Given data.

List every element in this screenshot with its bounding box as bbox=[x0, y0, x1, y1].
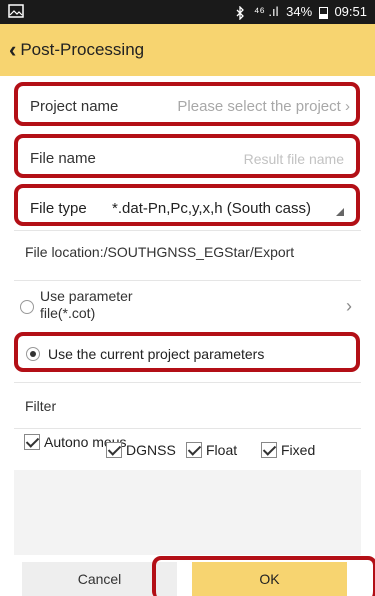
checkbox-label: DGNSS bbox=[126, 442, 176, 458]
clock: 09:51 bbox=[334, 4, 367, 19]
file-name-label: File name bbox=[30, 150, 96, 167]
divider bbox=[14, 382, 361, 383]
file-type-row[interactable]: File type *.dat-Pn,Pc,y,x,h (South cass) bbox=[14, 184, 360, 226]
checkbox-checked-icon bbox=[186, 442, 202, 458]
checkbox-checked-icon bbox=[106, 442, 122, 458]
radio-unchecked[interactable] bbox=[20, 300, 34, 314]
ok-button[interactable]: OK bbox=[192, 562, 347, 596]
checkbox-float[interactable]: Float bbox=[186, 442, 237, 458]
gallery-icon bbox=[8, 4, 24, 18]
file-type-label: File type bbox=[30, 200, 87, 217]
status-bar: ⁴⁶ .ıl 34% 09:51 bbox=[0, 0, 375, 24]
radio-checked[interactable] bbox=[26, 347, 40, 361]
file-name-row[interactable]: File name Result file name bbox=[14, 134, 360, 178]
project-name-value: Please select the project › bbox=[177, 98, 350, 115]
checkbox-label: Autono mous bbox=[44, 433, 127, 450]
use-current-params-option[interactable]: Use the current project parameters bbox=[14, 332, 360, 372]
project-name-label: Project name bbox=[30, 98, 119, 115]
checkbox-checked-icon bbox=[24, 434, 40, 450]
checkbox-label: Float bbox=[206, 442, 238, 458]
status-indicators: ⁴⁶ .ıl 34% 09:51 bbox=[235, 4, 367, 20]
checkbox-autonomous[interactable]: Autono mous bbox=[24, 433, 127, 450]
bluetooth-icon bbox=[236, 5, 245, 20]
file-location: File location:/SOUTHGNSS_EGStar/Export bbox=[25, 244, 295, 260]
dropdown-arrow-icon bbox=[336, 208, 344, 216]
chevron-right-icon: › bbox=[345, 98, 350, 115]
project-name-row[interactable]: Project name Please select the project › bbox=[14, 82, 360, 126]
filter-label: Filter bbox=[25, 398, 57, 414]
empty-area bbox=[14, 470, 361, 555]
page-title: Post-Processing bbox=[20, 40, 145, 59]
divider bbox=[14, 280, 361, 281]
use-parameter-file-option[interactable]: Use parameter file(*.cot) › bbox=[14, 286, 360, 328]
file-type-select[interactable]: *.dat-Pn,Pc,y,x,h (South cass) bbox=[112, 200, 311, 217]
filter-options: Autono mous DGNSS Float Fixed bbox=[14, 432, 361, 468]
divider bbox=[14, 230, 361, 231]
use-parameter-file-label: Use parameter file(*.cot) bbox=[40, 288, 133, 321]
chevron-right-icon: › bbox=[346, 296, 352, 316]
checkbox-fixed[interactable]: Fixed bbox=[261, 442, 315, 458]
use-current-params-label: Use the current project parameters bbox=[48, 346, 265, 362]
checkbox-checked-icon bbox=[261, 442, 277, 458]
file-name-input[interactable]: Result file name bbox=[244, 151, 344, 167]
back-button[interactable]: ‹ Post-Processing bbox=[9, 38, 144, 62]
divider bbox=[14, 428, 361, 429]
chevron-left-icon: ‹ bbox=[9, 37, 17, 62]
app-header: ‹ Post-Processing bbox=[0, 24, 375, 76]
checkbox-label: Fixed bbox=[281, 442, 316, 458]
signal-indicator: ⁴⁶ .ıl bbox=[253, 4, 279, 19]
battery-icon bbox=[318, 6, 328, 19]
checkbox-dgnss[interactable]: DGNSS bbox=[106, 442, 176, 458]
cancel-button[interactable]: Cancel bbox=[22, 562, 177, 596]
battery-percent: 34% bbox=[286, 4, 313, 19]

Written task. Reproduce every line of the entry above word for word, omitting the picture.

Exercise response.
List every element in this screenshot with its bounding box as bbox=[x0, y0, x1, y1].
checkbox-label: DGNSS bbox=[126, 442, 176, 458]
clock: 09:51 bbox=[334, 4, 367, 19]
file-name-label: File name bbox=[30, 150, 96, 167]
divider bbox=[14, 382, 361, 383]
file-type-row[interactable]: File type *.dat-Pn,Pc,y,x,h (South cass) bbox=[14, 184, 360, 226]
checkbox-checked-icon bbox=[186, 442, 202, 458]
checkbox-checked-icon bbox=[106, 442, 122, 458]
radio-unchecked[interactable] bbox=[20, 300, 34, 314]
ok-button[interactable]: OK bbox=[192, 562, 347, 596]
checkbox-float[interactable]: Float bbox=[186, 442, 237, 458]
gallery-icon bbox=[8, 4, 24, 18]
file-type-label: File type bbox=[30, 200, 87, 217]
status-bar: ⁴⁶ .ıl 34% 09:51 bbox=[0, 0, 375, 24]
radio-checked[interactable] bbox=[26, 347, 40, 361]
file-name-row[interactable]: File name Result file name bbox=[14, 134, 360, 178]
project-name-value: Please select the project › bbox=[177, 98, 350, 115]
checkbox-label: Autono mous bbox=[44, 433, 127, 450]
use-current-params-option[interactable]: Use the current project parameters bbox=[14, 332, 360, 372]
project-name-label: Project name bbox=[30, 98, 119, 115]
checkbox-checked-icon bbox=[24, 434, 40, 450]
checkbox-label: Float bbox=[206, 442, 238, 458]
status-indicators: ⁴⁶ .ıl 34% 09:51 bbox=[235, 4, 367, 20]
checkbox-autonomous[interactable]: Autono mous bbox=[24, 433, 127, 450]
bluetooth-icon bbox=[236, 5, 245, 20]
file-location: File location:/SOUTHGNSS_EGStar/Export bbox=[25, 244, 295, 260]
dropdown-arrow-icon bbox=[336, 208, 344, 216]
chevron-right-icon: › bbox=[345, 98, 350, 115]
project-name-row[interactable]: Project name Please select the project › bbox=[14, 82, 360, 126]
filter-label: Filter bbox=[25, 398, 57, 414]
empty-area bbox=[14, 470, 361, 555]
page-title: Post-Processing bbox=[20, 40, 145, 59]
divider bbox=[14, 280, 361, 281]
use-parameter-file-option[interactable]: Use parameter file(*.cot) › bbox=[14, 286, 360, 328]
file-type-select[interactable]: *.dat-Pn,Pc,y,x,h (South cass) bbox=[112, 200, 311, 217]
filter-options: Autono mous DGNSS Float Fixed bbox=[14, 432, 361, 468]
divider bbox=[14, 230, 361, 231]
use-parameter-file-label: Use parameter file(*.cot) bbox=[40, 288, 133, 321]
chevron-right-icon: › bbox=[346, 296, 352, 316]
checkbox-fixed[interactable]: Fixed bbox=[261, 442, 315, 458]
use-current-params-label: Use the current project parameters bbox=[48, 346, 265, 362]
checkbox-checked-icon bbox=[261, 442, 277, 458]
file-name-input[interactable]: Result file name bbox=[244, 151, 344, 167]
back-button[interactable]: ‹ Post-Processing bbox=[9, 38, 144, 62]
divider bbox=[14, 428, 361, 429]
chevron-left-icon: ‹ bbox=[9, 37, 17, 62]
app-header: ‹ Post-Processing bbox=[0, 24, 375, 76]
checkbox-label: Fixed bbox=[281, 442, 316, 458]
signal-indicator: ⁴⁶ .ıl bbox=[253, 4, 279, 19]
battery-icon bbox=[318, 6, 328, 19]
checkbox-dgnss[interactable]: DGNSS bbox=[106, 442, 176, 458]
cancel-button[interactable]: Cancel bbox=[22, 562, 177, 596]
battery-percent: 34% bbox=[286, 4, 313, 19]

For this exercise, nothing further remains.